<<<<

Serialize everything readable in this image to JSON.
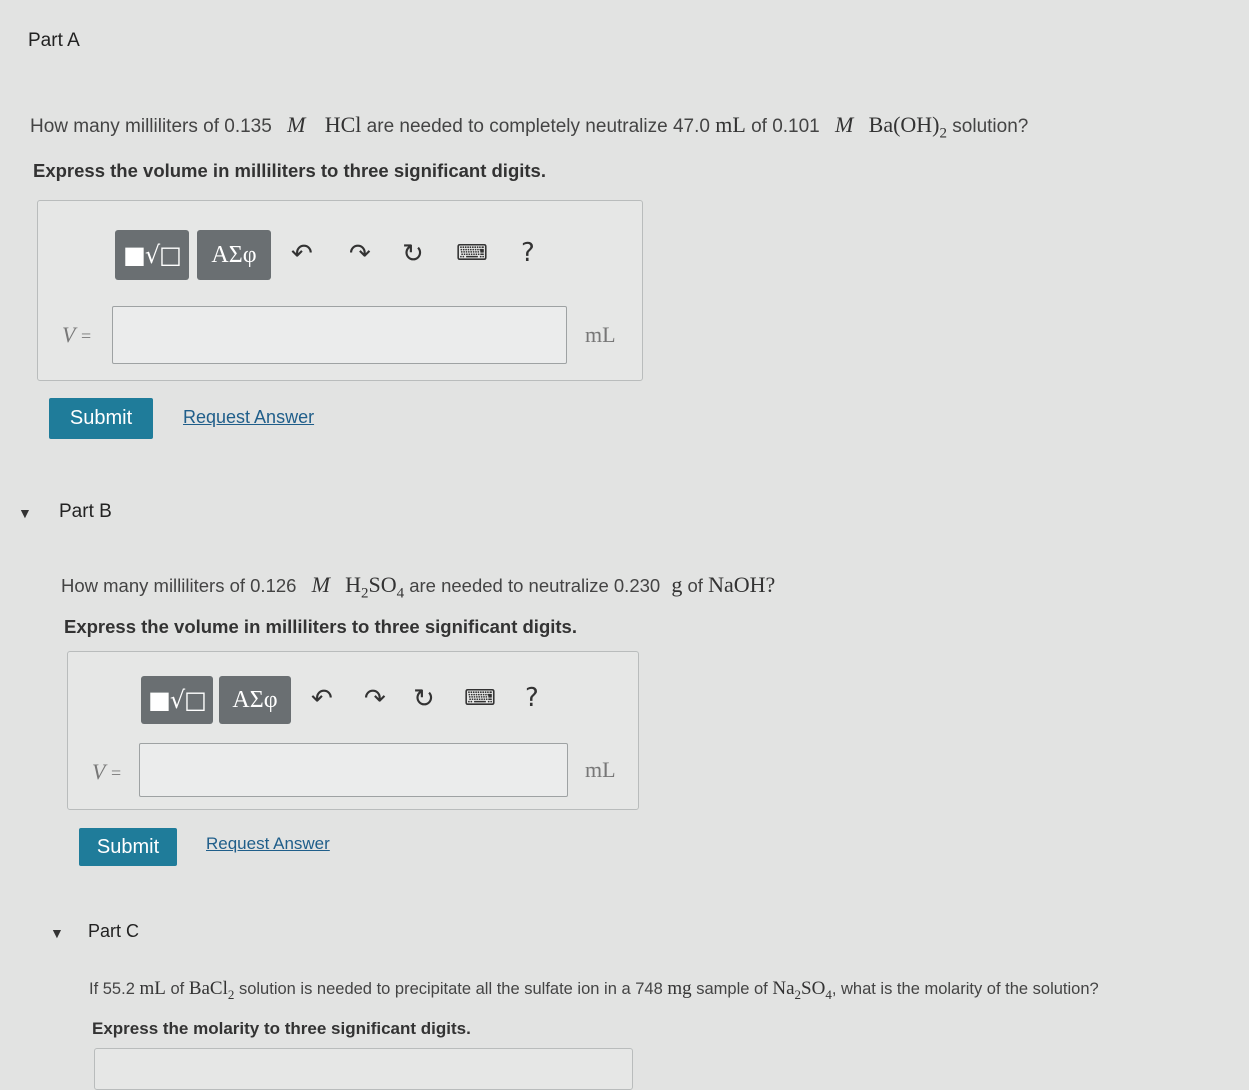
{
  "part_a": {
    "title": "Part A",
    "q_pre": "How many milliliters of 0.135",
    "q_m1": "M",
    "q_hcl": "HCl",
    "q_mid": "are needed to completely neutralize 47.0",
    "q_ml": "mL",
    "q_of": "of 0.101",
    "q_m2": "M",
    "q_base": "Ba(OH)",
    "q_sub": "2",
    "q_post": "solution?",
    "instruction": "Express the volume in milliliters to three significant digits.",
    "var": "V",
    "eq": "=",
    "unit": "mL",
    "submit": "Submit",
    "request": "Request Answer"
  },
  "part_b": {
    "title": "Part B",
    "q_pre": "How many milliliters of 0.126",
    "q_m": "M",
    "q_acid": "H",
    "q_sub1": "2",
    "q_acid2": "SO",
    "q_sub2": "4",
    "q_mid": "are needed to neutralize 0.230",
    "q_g": "g",
    "q_of": "of",
    "q_naoh": "NaOH?",
    "instruction": "Express the volume in milliliters to three significant digits.",
    "var": "V",
    "eq": "=",
    "unit": "mL",
    "submit": "Submit",
    "request": "Request Answer"
  },
  "part_c": {
    "title": "Part C",
    "q_pre": "If 55.2",
    "q_ml": "mL",
    "q_of": "of",
    "q_bacl": "BaCl",
    "q_sub1": "2",
    "q_mid": "solution is needed to precipitate all the sulfate ion in a 748",
    "q_mg": "mg",
    "q_sample": "sample of",
    "q_na": "Na",
    "q_sub2": "2",
    "q_so": "SO",
    "q_sub3": "4",
    "q_post": ", what is the molarity of the solution?",
    "instruction": "Express the molarity to three significant digits."
  },
  "toolbar": {
    "templates_icon": "square-root-template-icon",
    "greek_label": "ΑΣφ",
    "undo_icon": "undo-icon",
    "redo_icon": "redo-icon",
    "reset_icon": "reset-icon",
    "keyboard_icon": "keyboard-icon",
    "help_label": "?"
  },
  "colors": {
    "background": "#e2e3e2",
    "toolbar_button": "#6a6f72",
    "submit_button": "#1f7c9a",
    "link": "#1f5e8a"
  }
}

>>>>

▸ Your instructions
Find the word "molarity" in the entries, and copy every line it shows up in.

▸ Solution to the exercise
    "q_post": ", what is the molarity of the solution?",
    "instruction": "Express the molarity to three significant digits."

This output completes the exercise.